▶ Exercise goal: Give the listing again exactly, omitting its images.

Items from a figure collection
====
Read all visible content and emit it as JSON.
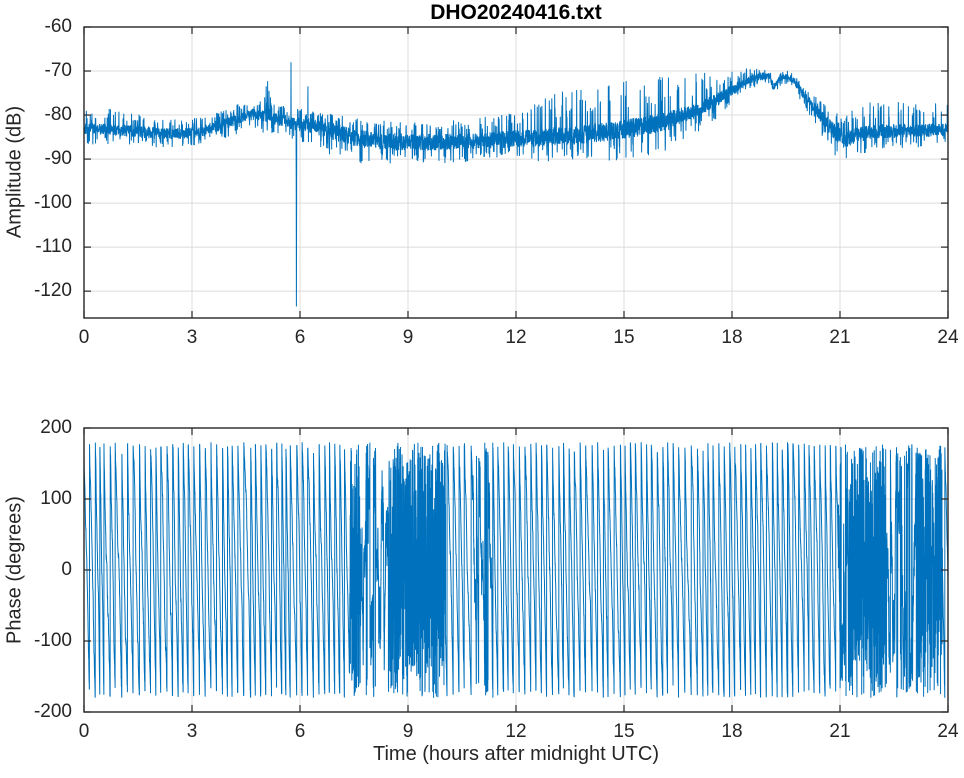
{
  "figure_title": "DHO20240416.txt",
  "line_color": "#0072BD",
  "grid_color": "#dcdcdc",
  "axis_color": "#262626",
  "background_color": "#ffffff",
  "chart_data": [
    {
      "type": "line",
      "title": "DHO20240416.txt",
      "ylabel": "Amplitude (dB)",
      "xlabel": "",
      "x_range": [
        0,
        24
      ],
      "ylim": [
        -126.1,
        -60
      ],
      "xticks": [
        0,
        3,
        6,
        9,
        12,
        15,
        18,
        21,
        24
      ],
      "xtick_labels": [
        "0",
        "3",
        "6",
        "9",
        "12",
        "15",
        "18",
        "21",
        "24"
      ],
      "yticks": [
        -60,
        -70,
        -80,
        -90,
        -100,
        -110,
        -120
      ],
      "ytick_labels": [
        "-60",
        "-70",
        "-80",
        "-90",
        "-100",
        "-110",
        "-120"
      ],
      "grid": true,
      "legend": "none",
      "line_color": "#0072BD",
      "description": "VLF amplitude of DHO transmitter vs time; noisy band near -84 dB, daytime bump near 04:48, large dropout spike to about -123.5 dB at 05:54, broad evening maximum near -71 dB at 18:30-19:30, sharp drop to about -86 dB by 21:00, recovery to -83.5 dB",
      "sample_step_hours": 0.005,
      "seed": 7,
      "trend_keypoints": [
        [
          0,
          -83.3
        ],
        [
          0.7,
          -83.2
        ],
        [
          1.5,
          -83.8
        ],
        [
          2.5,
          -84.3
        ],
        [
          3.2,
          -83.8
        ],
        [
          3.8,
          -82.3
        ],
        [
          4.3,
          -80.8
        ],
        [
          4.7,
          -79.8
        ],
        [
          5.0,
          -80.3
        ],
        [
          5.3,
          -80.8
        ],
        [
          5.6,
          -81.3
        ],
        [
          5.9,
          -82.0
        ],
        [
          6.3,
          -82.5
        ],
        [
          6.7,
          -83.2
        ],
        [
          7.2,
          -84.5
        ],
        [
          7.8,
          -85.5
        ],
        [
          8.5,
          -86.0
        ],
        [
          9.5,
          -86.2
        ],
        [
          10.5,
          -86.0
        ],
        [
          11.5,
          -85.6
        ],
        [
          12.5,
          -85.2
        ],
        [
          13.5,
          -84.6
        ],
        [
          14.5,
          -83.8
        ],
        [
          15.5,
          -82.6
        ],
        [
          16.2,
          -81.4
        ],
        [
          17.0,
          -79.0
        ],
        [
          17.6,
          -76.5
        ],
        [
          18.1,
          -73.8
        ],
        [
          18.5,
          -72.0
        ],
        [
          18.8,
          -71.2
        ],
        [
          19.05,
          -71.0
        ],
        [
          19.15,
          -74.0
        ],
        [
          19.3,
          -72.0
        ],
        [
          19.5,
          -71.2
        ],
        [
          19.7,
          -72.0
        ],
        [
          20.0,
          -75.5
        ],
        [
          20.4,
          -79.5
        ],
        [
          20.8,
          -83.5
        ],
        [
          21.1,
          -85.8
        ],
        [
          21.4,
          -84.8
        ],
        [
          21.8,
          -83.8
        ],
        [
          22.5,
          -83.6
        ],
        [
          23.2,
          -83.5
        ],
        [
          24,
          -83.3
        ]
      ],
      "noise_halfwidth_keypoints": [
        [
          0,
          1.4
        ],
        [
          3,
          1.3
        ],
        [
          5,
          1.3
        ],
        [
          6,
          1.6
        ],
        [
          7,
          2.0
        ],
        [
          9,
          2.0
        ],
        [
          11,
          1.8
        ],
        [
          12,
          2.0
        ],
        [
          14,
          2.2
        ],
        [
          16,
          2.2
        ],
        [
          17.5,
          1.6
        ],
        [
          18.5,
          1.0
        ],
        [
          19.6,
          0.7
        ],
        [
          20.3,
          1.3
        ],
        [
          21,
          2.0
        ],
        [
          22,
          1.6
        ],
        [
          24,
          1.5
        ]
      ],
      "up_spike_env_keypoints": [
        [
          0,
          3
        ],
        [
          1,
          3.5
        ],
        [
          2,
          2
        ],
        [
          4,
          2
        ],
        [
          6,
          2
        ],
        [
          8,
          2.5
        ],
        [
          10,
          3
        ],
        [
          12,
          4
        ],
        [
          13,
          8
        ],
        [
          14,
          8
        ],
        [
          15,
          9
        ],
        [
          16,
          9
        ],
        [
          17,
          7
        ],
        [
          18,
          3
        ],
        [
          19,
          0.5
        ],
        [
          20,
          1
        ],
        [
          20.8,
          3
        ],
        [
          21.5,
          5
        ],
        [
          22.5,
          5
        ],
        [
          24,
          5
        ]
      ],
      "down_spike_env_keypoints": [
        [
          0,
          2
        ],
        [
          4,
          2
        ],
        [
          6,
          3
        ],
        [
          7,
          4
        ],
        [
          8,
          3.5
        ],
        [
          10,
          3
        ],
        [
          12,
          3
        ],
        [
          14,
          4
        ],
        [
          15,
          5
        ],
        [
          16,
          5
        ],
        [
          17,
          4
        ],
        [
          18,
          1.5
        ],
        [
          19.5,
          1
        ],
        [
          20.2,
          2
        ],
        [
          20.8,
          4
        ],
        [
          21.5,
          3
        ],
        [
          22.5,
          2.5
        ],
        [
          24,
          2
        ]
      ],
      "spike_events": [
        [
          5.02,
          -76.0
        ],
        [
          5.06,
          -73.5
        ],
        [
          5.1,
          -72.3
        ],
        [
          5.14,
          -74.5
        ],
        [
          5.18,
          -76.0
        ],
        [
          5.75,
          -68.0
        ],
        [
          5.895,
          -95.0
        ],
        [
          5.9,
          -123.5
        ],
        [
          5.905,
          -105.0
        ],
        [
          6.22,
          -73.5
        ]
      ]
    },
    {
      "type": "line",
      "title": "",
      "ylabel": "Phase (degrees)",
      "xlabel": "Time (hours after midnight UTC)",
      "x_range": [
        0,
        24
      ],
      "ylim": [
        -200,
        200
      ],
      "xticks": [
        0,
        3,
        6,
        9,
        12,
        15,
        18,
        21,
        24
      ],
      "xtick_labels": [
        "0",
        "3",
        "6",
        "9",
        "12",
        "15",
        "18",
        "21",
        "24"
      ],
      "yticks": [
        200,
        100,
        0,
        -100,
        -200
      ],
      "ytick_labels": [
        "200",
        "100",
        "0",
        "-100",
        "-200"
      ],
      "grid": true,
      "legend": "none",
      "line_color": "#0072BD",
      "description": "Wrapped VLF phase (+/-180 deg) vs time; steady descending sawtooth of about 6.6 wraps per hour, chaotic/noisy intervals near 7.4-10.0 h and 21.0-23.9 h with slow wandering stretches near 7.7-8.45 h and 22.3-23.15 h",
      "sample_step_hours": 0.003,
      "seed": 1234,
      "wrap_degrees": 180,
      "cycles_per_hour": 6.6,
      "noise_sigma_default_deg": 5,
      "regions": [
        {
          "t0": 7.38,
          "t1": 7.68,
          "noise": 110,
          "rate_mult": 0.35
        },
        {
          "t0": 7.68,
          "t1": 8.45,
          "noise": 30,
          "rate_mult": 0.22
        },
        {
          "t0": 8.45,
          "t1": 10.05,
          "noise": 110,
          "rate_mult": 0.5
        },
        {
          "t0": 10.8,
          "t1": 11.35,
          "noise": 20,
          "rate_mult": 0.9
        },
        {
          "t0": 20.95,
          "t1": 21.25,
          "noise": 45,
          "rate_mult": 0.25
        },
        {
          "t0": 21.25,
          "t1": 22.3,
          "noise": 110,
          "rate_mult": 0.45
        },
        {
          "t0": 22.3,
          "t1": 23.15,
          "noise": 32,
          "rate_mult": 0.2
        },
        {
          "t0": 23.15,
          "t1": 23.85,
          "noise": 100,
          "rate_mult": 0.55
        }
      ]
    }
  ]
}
====
▶ The answer:
Read all visible content and emit it as JSON.
{
  "figure_title": "DHO20240416.txt",
  "line_color": "#0072BD",
  "grid_color": "#dcdcdc",
  "axis_color": "#262626",
  "background_color": "#ffffff",
  "chart_data": [
    {
      "type": "line",
      "title": "DHO20240416.txt",
      "ylabel": "Amplitude (dB)",
      "xlabel": "",
      "x_range": [
        0,
        24
      ],
      "ylim": [
        -126.1,
        -60
      ],
      "xticks": [
        0,
        3,
        6,
        9,
        12,
        15,
        18,
        21,
        24
      ],
      "xtick_labels": [
        "0",
        "3",
        "6",
        "9",
        "12",
        "15",
        "18",
        "21",
        "24"
      ],
      "yticks": [
        -60,
        -70,
        -80,
        -90,
        -100,
        -110,
        -120
      ],
      "ytick_labels": [
        "-60",
        "-70",
        "-80",
        "-90",
        "-100",
        "-110",
        "-120"
      ],
      "grid": true,
      "legend": "none",
      "line_color": "#0072BD",
      "description": "VLF amplitude of DHO transmitter vs time; noisy band near -84 dB, daytime bump near 04:48, large dropout spike to about -123.5 dB at 05:54, broad evening maximum near -71 dB at 18:30-19:30, sharp drop to about -86 dB by 21:00, recovery to -83.5 dB",
      "sample_step_hours": 0.005,
      "seed": 7,
      "trend_keypoints": [
        [
          0,
          -83.3
        ],
        [
          0.7,
          -83.2
        ],
        [
          1.5,
          -83.8
        ],
        [
          2.5,
          -84.3
        ],
        [
          3.2,
          -83.8
        ],
        [
          3.8,
          -82.3
        ],
        [
          4.3,
          -80.8
        ],
        [
          4.7,
          -79.8
        ],
        [
          5.0,
          -80.3
        ],
        [
          5.3,
          -80.8
        ],
        [
          5.6,
          -81.3
        ],
        [
          5.9,
          -82.0
        ],
        [
          6.3,
          -82.5
        ],
        [
          6.7,
          -83.2
        ],
        [
          7.2,
          -84.5
        ],
        [
          7.8,
          -85.5
        ],
        [
          8.5,
          -86.0
        ],
        [
          9.5,
          -86.2
        ],
        [
          10.5,
          -86.0
        ],
        [
          11.5,
          -85.6
        ],
        [
          12.5,
          -85.2
        ],
        [
          13.5,
          -84.6
        ],
        [
          14.5,
          -83.8
        ],
        [
          15.5,
          -82.6
        ],
        [
          16.2,
          -81.4
        ],
        [
          17.0,
          -79.0
        ],
        [
          17.6,
          -76.5
        ],
        [
          18.1,
          -73.8
        ],
        [
          18.5,
          -72.0
        ],
        [
          18.8,
          -71.2
        ],
        [
          19.05,
          -71.0
        ],
        [
          19.15,
          -74.0
        ],
        [
          19.3,
          -72.0
        ],
        [
          19.5,
          -71.2
        ],
        [
          19.7,
          -72.0
        ],
        [
          20.0,
          -75.5
        ],
        [
          20.4,
          -79.5
        ],
        [
          20.8,
          -83.5
        ],
        [
          21.1,
          -85.8
        ],
        [
          21.4,
          -84.8
        ],
        [
          21.8,
          -83.8
        ],
        [
          22.5,
          -83.6
        ],
        [
          23.2,
          -83.5
        ],
        [
          24,
          -83.3
        ]
      ],
      "noise_halfwidth_keypoints": [
        [
          0,
          1.4
        ],
        [
          3,
          1.3
        ],
        [
          5,
          1.3
        ],
        [
          6,
          1.6
        ],
        [
          7,
          2.0
        ],
        [
          9,
          2.0
        ],
        [
          11,
          1.8
        ],
        [
          12,
          2.0
        ],
        [
          14,
          2.2
        ],
        [
          16,
          2.2
        ],
        [
          17.5,
          1.6
        ],
        [
          18.5,
          1.0
        ],
        [
          19.6,
          0.7
        ],
        [
          20.3,
          1.3
        ],
        [
          21,
          2.0
        ],
        [
          22,
          1.6
        ],
        [
          24,
          1.5
        ]
      ],
      "up_spike_env_keypoints": [
        [
          0,
          3
        ],
        [
          1,
          3.5
        ],
        [
          2,
          2
        ],
        [
          4,
          2
        ],
        [
          6,
          2
        ],
        [
          8,
          2.5
        ],
        [
          10,
          3
        ],
        [
          12,
          4
        ],
        [
          13,
          8
        ],
        [
          14,
          8
        ],
        [
          15,
          9
        ],
        [
          16,
          9
        ],
        [
          17,
          7
        ],
        [
          18,
          3
        ],
        [
          19,
          0.5
        ],
        [
          20,
          1
        ],
        [
          20.8,
          3
        ],
        [
          21.5,
          5
        ],
        [
          22.5,
          5
        ],
        [
          24,
          5
        ]
      ],
      "down_spike_env_keypoints": [
        [
          0,
          2
        ],
        [
          4,
          2
        ],
        [
          6,
          3
        ],
        [
          7,
          4
        ],
        [
          8,
          3.5
        ],
        [
          10,
          3
        ],
        [
          12,
          3
        ],
        [
          14,
          4
        ],
        [
          15,
          5
        ],
        [
          16,
          5
        ],
        [
          17,
          4
        ],
        [
          18,
          1.5
        ],
        [
          19.5,
          1
        ],
        [
          20.2,
          2
        ],
        [
          20.8,
          4
        ],
        [
          21.5,
          3
        ],
        [
          22.5,
          2.5
        ],
        [
          24,
          2
        ]
      ],
      "spike_events": [
        [
          5.02,
          -76.0
        ],
        [
          5.06,
          -73.5
        ],
        [
          5.1,
          -72.3
        ],
        [
          5.14,
          -74.5
        ],
        [
          5.18,
          -76.0
        ],
        [
          5.75,
          -68.0
        ],
        [
          5.895,
          -95.0
        ],
        [
          5.9,
          -123.5
        ],
        [
          5.905,
          -105.0
        ],
        [
          6.22,
          -73.5
        ]
      ]
    },
    {
      "type": "line",
      "title": "",
      "ylabel": "Phase (degrees)",
      "xlabel": "Time (hours after midnight UTC)",
      "x_range": [
        0,
        24
      ],
      "ylim": [
        -200,
        200
      ],
      "xticks": [
        0,
        3,
        6,
        9,
        12,
        15,
        18,
        21,
        24
      ],
      "xtick_labels": [
        "0",
        "3",
        "6",
        "9",
        "12",
        "15",
        "18",
        "21",
        "24"
      ],
      "yticks": [
        200,
        100,
        0,
        -100,
        -200
      ],
      "ytick_labels": [
        "200",
        "100",
        "0",
        "-100",
        "-200"
      ],
      "grid": true,
      "legend": "none",
      "line_color": "#0072BD",
      "description": "Wrapped VLF phase (+/-180 deg) vs time; steady descending sawtooth of about 6.6 wraps per hour, chaotic/noisy intervals near 7.4-10.0 h and 21.0-23.9 h with slow wandering stretches near 7.7-8.45 h and 22.3-23.15 h",
      "sample_step_hours": 0.003,
      "seed": 1234,
      "wrap_degrees": 180,
      "cycles_per_hour": 6.6,
      "noise_sigma_default_deg": 5,
      "regions": [
        {
          "t0": 7.38,
          "t1": 7.68,
          "noise": 110,
          "rate_mult": 0.35
        },
        {
          "t0": 7.68,
          "t1": 8.45,
          "noise": 30,
          "rate_mult": 0.22
        },
        {
          "t0": 8.45,
          "t1": 10.05,
          "noise": 110,
          "rate_mult": 0.5
        },
        {
          "t0": 10.8,
          "t1": 11.35,
          "noise": 20,
          "rate_mult": 0.9
        },
        {
          "t0": 20.95,
          "t1": 21.25,
          "noise": 45,
          "rate_mult": 0.25
        },
        {
          "t0": 21.25,
          "t1": 22.3,
          "noise": 110,
          "rate_mult": 0.45
        },
        {
          "t0": 22.3,
          "t1": 23.15,
          "noise": 32,
          "rate_mult": 0.2
        },
        {
          "t0": 23.15,
          "t1": 23.85,
          "noise": 100,
          "rate_mult": 0.55
        }
      ]
    }
  ]
}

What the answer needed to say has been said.